Copy the entries word for word from the first line through the line that contains "select-tools-icon[interactable]: ▾ bbox=[2369, 87, 2383, 100]".

==== Input material

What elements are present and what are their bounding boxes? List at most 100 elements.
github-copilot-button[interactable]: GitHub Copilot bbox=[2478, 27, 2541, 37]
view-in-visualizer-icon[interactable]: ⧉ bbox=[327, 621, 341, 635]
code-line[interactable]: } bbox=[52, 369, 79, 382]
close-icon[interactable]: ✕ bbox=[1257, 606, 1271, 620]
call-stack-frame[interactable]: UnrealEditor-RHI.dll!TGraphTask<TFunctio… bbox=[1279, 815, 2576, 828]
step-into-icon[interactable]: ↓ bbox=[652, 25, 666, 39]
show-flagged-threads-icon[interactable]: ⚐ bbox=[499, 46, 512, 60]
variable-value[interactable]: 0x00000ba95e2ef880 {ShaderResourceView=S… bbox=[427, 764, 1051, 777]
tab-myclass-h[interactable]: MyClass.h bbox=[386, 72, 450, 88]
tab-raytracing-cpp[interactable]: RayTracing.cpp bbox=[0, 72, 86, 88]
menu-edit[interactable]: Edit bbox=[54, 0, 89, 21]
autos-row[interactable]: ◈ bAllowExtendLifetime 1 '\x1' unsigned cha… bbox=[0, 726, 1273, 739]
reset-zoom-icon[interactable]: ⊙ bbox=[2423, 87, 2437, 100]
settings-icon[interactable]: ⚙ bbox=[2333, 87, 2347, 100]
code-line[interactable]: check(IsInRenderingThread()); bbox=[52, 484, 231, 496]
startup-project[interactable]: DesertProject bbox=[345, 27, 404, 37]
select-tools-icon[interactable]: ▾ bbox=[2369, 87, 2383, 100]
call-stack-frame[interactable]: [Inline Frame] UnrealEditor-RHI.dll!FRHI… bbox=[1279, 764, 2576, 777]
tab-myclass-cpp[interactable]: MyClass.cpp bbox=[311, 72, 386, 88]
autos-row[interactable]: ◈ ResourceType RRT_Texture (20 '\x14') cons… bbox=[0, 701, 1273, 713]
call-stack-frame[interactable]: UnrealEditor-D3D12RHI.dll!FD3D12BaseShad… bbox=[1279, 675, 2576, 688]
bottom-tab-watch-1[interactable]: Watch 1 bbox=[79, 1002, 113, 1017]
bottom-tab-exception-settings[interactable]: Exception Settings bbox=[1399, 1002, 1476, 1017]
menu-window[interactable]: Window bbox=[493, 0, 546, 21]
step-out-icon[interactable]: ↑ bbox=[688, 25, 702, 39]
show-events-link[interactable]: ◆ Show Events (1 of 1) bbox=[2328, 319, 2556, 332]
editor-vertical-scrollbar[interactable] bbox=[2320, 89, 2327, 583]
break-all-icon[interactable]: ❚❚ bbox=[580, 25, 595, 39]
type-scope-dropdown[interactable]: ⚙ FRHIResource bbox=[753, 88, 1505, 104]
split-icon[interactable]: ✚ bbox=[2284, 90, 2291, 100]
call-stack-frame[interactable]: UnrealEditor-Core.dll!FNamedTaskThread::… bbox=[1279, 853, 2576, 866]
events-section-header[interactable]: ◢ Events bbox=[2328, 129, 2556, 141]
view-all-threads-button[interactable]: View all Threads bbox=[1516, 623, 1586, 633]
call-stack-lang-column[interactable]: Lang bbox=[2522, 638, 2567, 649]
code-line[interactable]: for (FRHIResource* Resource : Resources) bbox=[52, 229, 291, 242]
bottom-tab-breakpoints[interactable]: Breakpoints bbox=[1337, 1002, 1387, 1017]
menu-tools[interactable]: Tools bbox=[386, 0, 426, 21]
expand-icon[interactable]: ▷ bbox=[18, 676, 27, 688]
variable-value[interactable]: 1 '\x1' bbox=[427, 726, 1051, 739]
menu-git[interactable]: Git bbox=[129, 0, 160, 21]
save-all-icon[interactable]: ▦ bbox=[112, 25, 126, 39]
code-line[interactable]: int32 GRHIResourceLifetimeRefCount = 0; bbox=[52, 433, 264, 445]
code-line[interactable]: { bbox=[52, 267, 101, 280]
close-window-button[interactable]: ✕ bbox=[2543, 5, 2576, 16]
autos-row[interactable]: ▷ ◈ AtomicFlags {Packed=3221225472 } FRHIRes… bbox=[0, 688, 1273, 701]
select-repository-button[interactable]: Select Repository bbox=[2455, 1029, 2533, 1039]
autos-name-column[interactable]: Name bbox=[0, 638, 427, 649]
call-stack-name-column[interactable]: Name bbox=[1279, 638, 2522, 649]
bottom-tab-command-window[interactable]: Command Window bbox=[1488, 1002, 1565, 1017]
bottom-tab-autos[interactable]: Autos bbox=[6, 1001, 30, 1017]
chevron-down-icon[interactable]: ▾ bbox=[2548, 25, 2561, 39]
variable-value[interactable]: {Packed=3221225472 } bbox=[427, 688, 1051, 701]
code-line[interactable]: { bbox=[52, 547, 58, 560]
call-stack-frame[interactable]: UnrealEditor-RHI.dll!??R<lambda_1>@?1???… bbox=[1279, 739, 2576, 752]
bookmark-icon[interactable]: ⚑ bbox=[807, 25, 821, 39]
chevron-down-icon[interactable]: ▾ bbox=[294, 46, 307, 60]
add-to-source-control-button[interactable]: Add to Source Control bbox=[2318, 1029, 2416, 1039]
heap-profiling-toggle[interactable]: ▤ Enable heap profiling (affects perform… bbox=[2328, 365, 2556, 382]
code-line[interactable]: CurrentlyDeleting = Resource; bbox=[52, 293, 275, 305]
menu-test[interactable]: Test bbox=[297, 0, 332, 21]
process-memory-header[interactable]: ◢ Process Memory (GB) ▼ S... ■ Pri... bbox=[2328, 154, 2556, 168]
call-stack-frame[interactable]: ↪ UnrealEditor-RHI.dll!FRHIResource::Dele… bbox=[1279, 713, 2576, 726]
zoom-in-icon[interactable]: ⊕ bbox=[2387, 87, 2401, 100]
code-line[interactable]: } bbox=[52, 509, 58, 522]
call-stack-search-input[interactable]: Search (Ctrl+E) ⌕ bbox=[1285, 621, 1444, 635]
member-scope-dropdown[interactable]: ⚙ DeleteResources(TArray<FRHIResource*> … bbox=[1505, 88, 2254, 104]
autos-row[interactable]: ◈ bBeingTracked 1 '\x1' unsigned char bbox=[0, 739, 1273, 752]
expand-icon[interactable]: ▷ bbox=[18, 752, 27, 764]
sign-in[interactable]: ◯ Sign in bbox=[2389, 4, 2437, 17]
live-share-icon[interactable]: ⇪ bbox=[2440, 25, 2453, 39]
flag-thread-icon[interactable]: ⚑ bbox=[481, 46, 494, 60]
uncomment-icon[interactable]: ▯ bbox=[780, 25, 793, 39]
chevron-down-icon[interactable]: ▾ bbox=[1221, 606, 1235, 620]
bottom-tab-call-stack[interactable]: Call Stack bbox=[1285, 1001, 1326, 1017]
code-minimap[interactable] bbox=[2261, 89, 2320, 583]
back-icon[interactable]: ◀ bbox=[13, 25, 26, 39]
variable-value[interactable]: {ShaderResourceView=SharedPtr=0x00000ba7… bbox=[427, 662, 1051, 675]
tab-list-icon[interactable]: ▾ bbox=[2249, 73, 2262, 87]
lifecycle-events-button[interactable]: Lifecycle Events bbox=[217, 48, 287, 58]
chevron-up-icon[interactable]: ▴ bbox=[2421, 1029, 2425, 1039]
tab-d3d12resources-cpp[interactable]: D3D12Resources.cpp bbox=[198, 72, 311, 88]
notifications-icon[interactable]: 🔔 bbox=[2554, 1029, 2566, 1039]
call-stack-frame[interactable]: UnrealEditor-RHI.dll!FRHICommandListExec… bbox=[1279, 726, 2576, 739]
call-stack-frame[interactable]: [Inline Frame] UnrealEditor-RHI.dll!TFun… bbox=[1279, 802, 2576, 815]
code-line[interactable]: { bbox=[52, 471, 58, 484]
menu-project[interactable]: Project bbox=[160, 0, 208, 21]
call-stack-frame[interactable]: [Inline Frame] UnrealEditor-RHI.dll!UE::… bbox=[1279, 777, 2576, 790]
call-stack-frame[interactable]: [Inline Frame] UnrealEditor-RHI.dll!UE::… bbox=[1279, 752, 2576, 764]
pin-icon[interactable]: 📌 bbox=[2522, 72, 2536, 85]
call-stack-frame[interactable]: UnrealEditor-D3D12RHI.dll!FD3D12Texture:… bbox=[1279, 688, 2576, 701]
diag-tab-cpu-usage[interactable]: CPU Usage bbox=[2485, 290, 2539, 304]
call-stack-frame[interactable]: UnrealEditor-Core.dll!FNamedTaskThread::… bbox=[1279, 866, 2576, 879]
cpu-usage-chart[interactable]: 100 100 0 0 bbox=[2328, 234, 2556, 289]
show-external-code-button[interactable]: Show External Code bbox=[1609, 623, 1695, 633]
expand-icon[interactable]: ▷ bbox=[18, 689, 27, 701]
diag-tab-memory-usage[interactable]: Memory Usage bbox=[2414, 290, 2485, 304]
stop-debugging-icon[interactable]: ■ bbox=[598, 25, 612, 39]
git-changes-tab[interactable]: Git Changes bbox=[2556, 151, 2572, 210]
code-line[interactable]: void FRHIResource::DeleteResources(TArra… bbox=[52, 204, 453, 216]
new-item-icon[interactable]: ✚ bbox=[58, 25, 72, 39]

========

- Correct result:
What elements are present and what are their bounding boxes? List at most 100 elements.
github-copilot-button[interactable]: GitHub Copilot bbox=[2478, 27, 2541, 37]
view-in-visualizer-icon[interactable]: ⧉ bbox=[327, 621, 341, 635]
code-line[interactable]: } bbox=[52, 369, 79, 382]
close-icon[interactable]: ✕ bbox=[1257, 606, 1271, 620]
call-stack-frame[interactable]: UnrealEditor-RHI.dll!TGraphTask<TFunctio… bbox=[1279, 815, 2576, 828]
step-into-icon[interactable]: ↓ bbox=[652, 25, 666, 39]
show-flagged-threads-icon[interactable]: ⚐ bbox=[499, 46, 512, 60]
variable-value[interactable]: 0x00000ba95e2ef880 {ShaderResourceView=S… bbox=[427, 764, 1051, 777]
tab-myclass-h[interactable]: MyClass.h bbox=[386, 72, 450, 88]
tab-raytracing-cpp[interactable]: RayTracing.cpp bbox=[0, 72, 86, 88]
menu-edit[interactable]: Edit bbox=[54, 0, 89, 21]
autos-row[interactable]: ◈ bAllowExtendLifetime 1 '\x1' unsigned cha… bbox=[0, 726, 1273, 739]
reset-zoom-icon[interactable]: ⊙ bbox=[2423, 87, 2437, 100]
settings-icon[interactable]: ⚙ bbox=[2333, 87, 2347, 100]
code-line[interactable]: check(IsInRenderingThread()); bbox=[52, 484, 231, 496]
startup-project[interactable]: DesertProject bbox=[345, 27, 404, 37]
select-tools-icon[interactable]: ▾ bbox=[2369, 87, 2383, 100]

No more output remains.